[RECORDS TO PROCESS start]

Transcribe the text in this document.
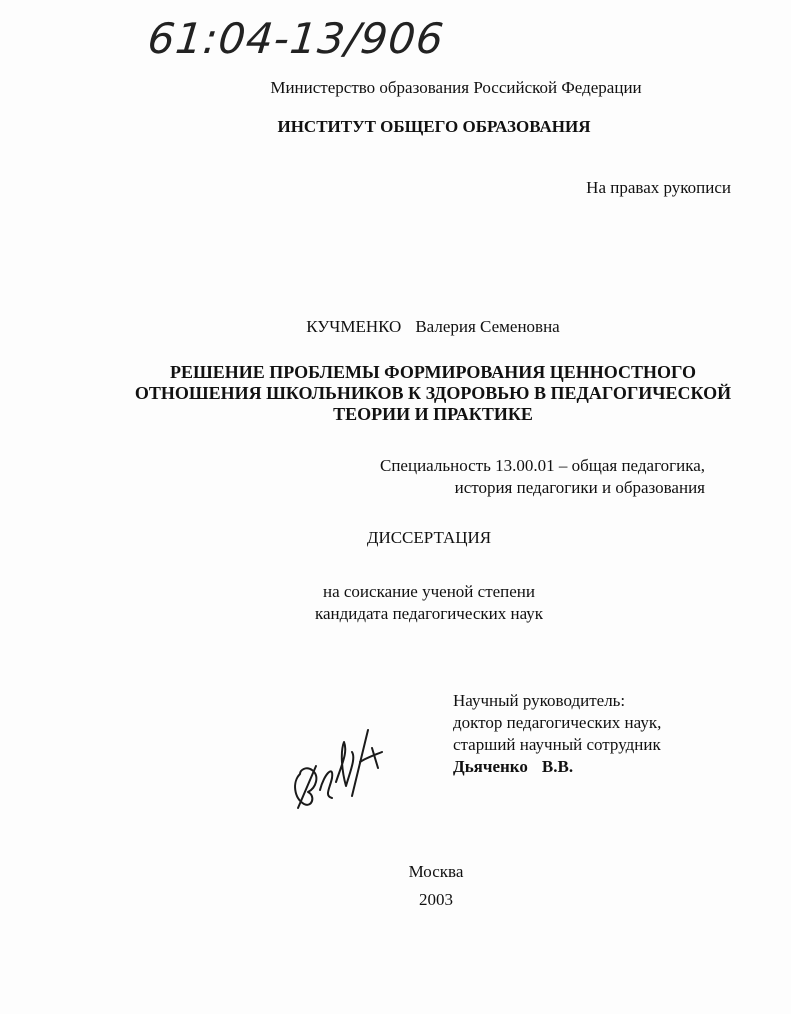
61:04-13/906
Министерство образования Российской Федерации
ИНСТИТУТ ОБЩЕГО ОБРАЗОВАНИЯ
На правах рукописи
КУЧМЕНКО Валерия Семеновна
РЕШЕНИЕ ПРОБЛЕМЫ ФОРМИРОВАНИЯ ЦЕННОСТНОГО
ОТНОШЕНИЯ ШКОЛЬНИКОВ К ЗДОРОВЬЮ В ПЕДАГОГИЧЕСКОЙ
ТЕОРИИ И ПРАКТИКЕ
Специальность 13.00.01 – общая педагогика,
история педагогики и образования
ДИССЕРТАЦИЯ
на соискание ученой степени
кандидата педагогических наук
Научный руководитель:
доктор педагогических наук,
старший научный сотрудник
Дьяченко В.В.
Москва
2003
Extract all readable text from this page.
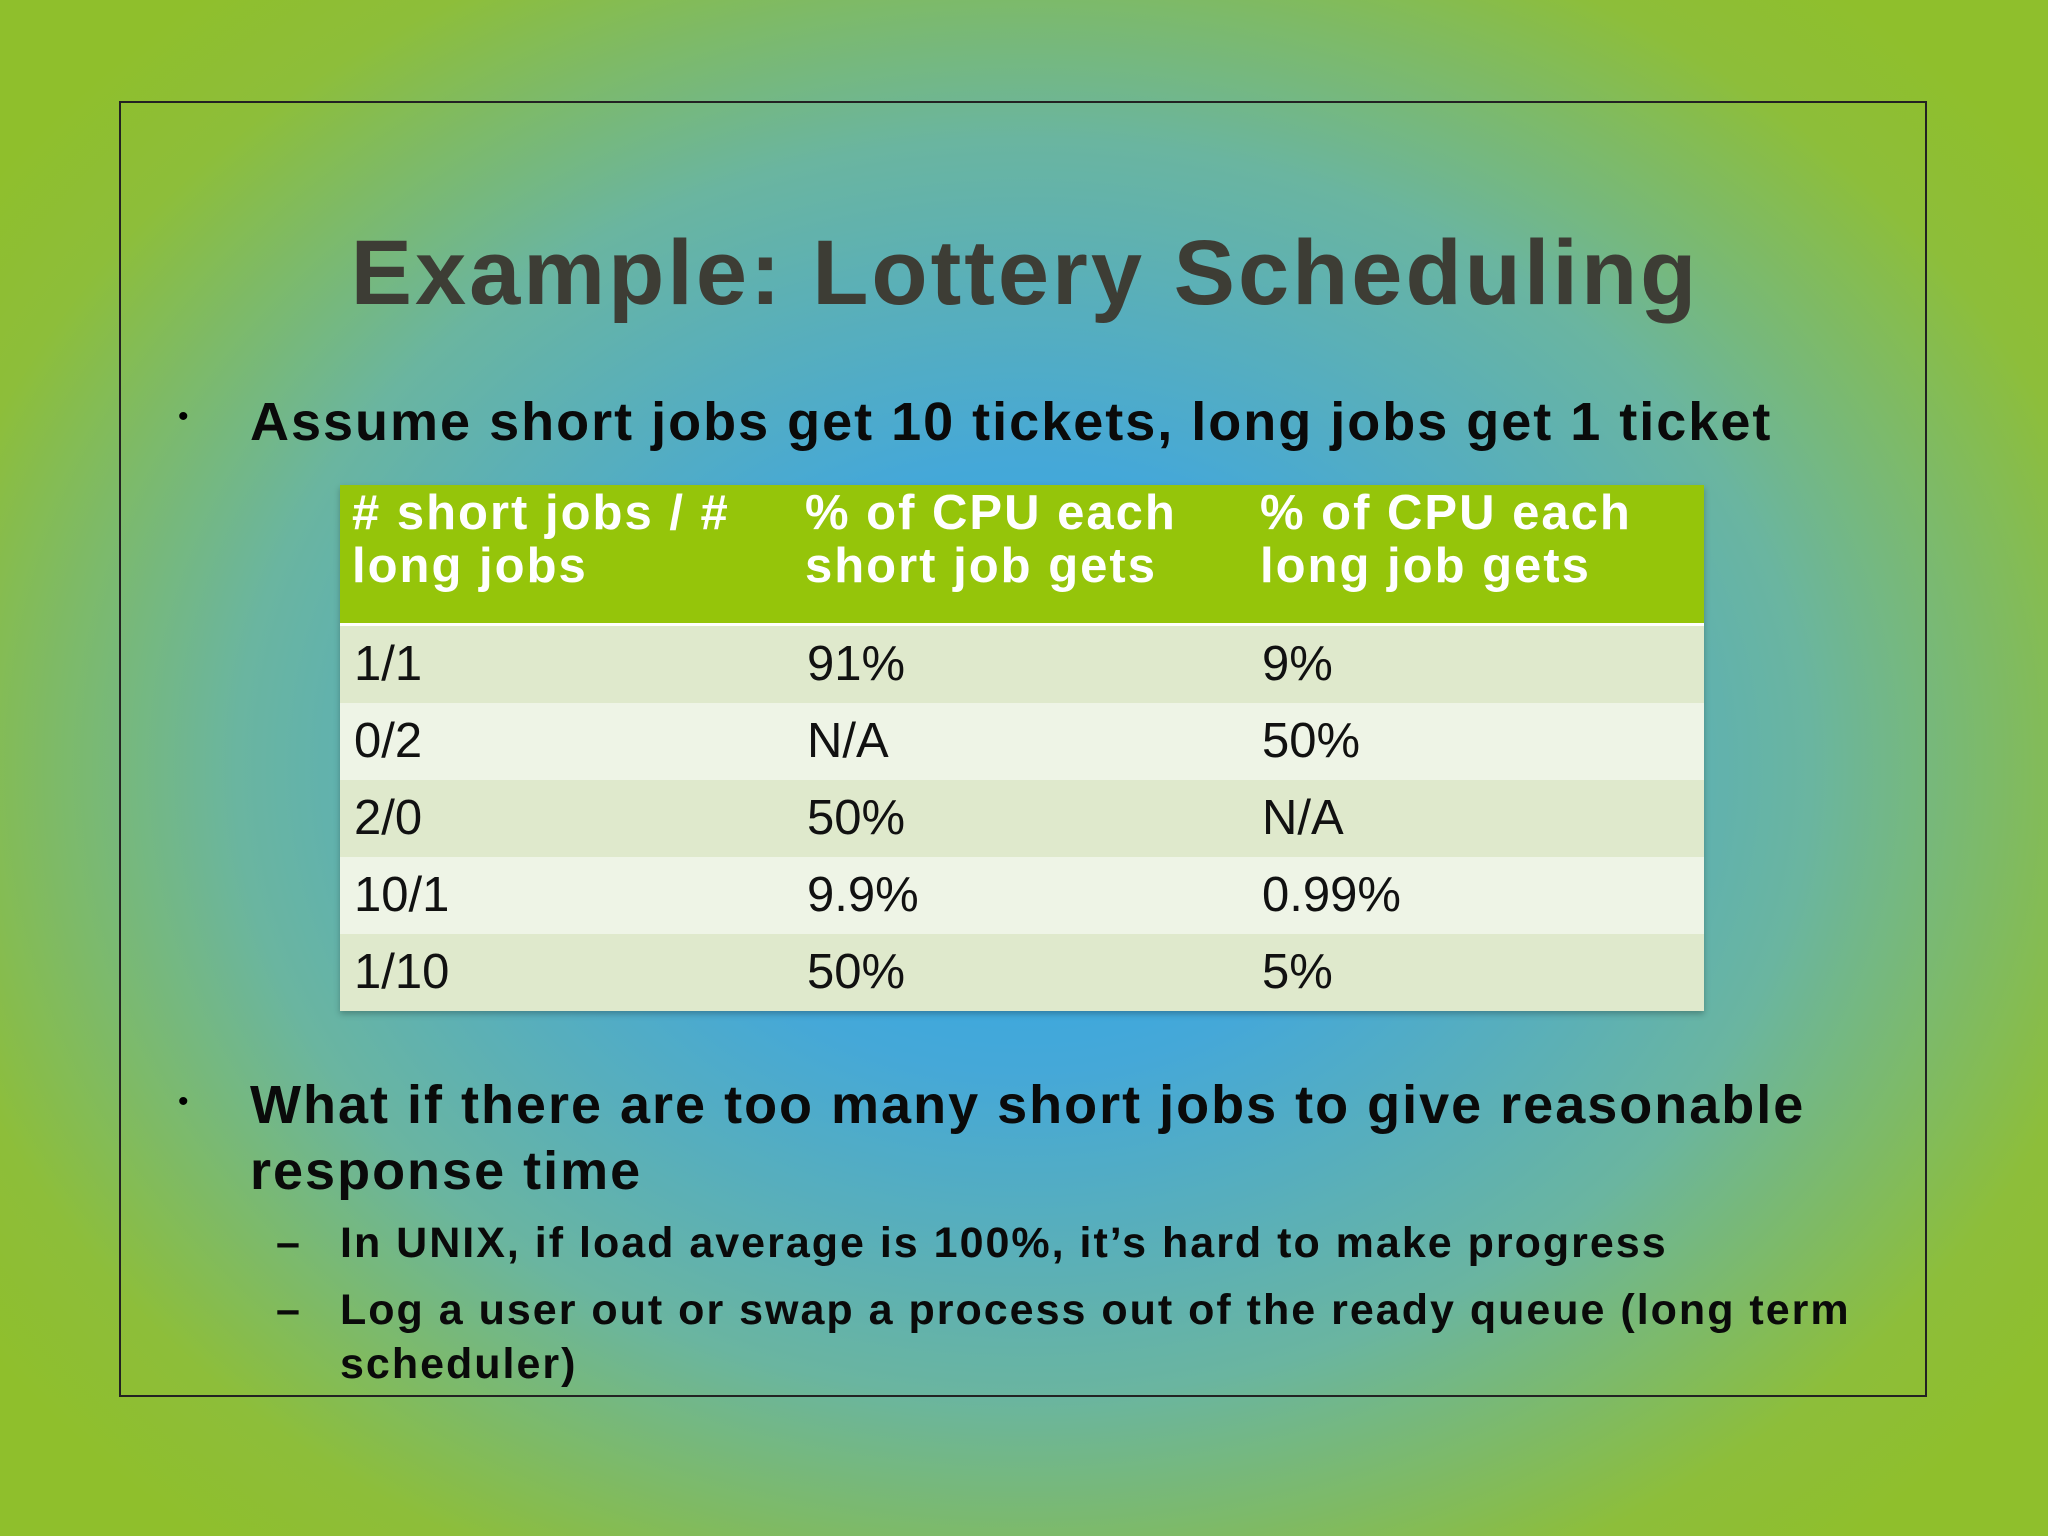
Example: Lottery Scheduling
• Assume short jobs get 10 tickets, long jobs get 1 ticket
# short jobs / # long jobs	% of CPU each short job gets	% of CPU each long job gets
1/1	91%	9%
0/2	N/A	50%
2/0	50%	N/A
10/1	9.9%	0.99%
1/10	50%	5%
• What if there are too many short jobs to give reasonable response time
– In UNIX, if load average is 100%, it’s hard to make progress
– Log a user out or swap a process out of the ready queue (long term scheduler)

[RECORDS TO PROCESS end]

DIRECTIVE: In the entries above, identify every line with the string "short".

REPLY:
• Assume short jobs get 10 tickets, long jobs get 1 ticket
# short jobs / # long jobs	% of CPU each short job gets	% of CPU each long job gets
• What if there are too many short jobs to give reasonable response time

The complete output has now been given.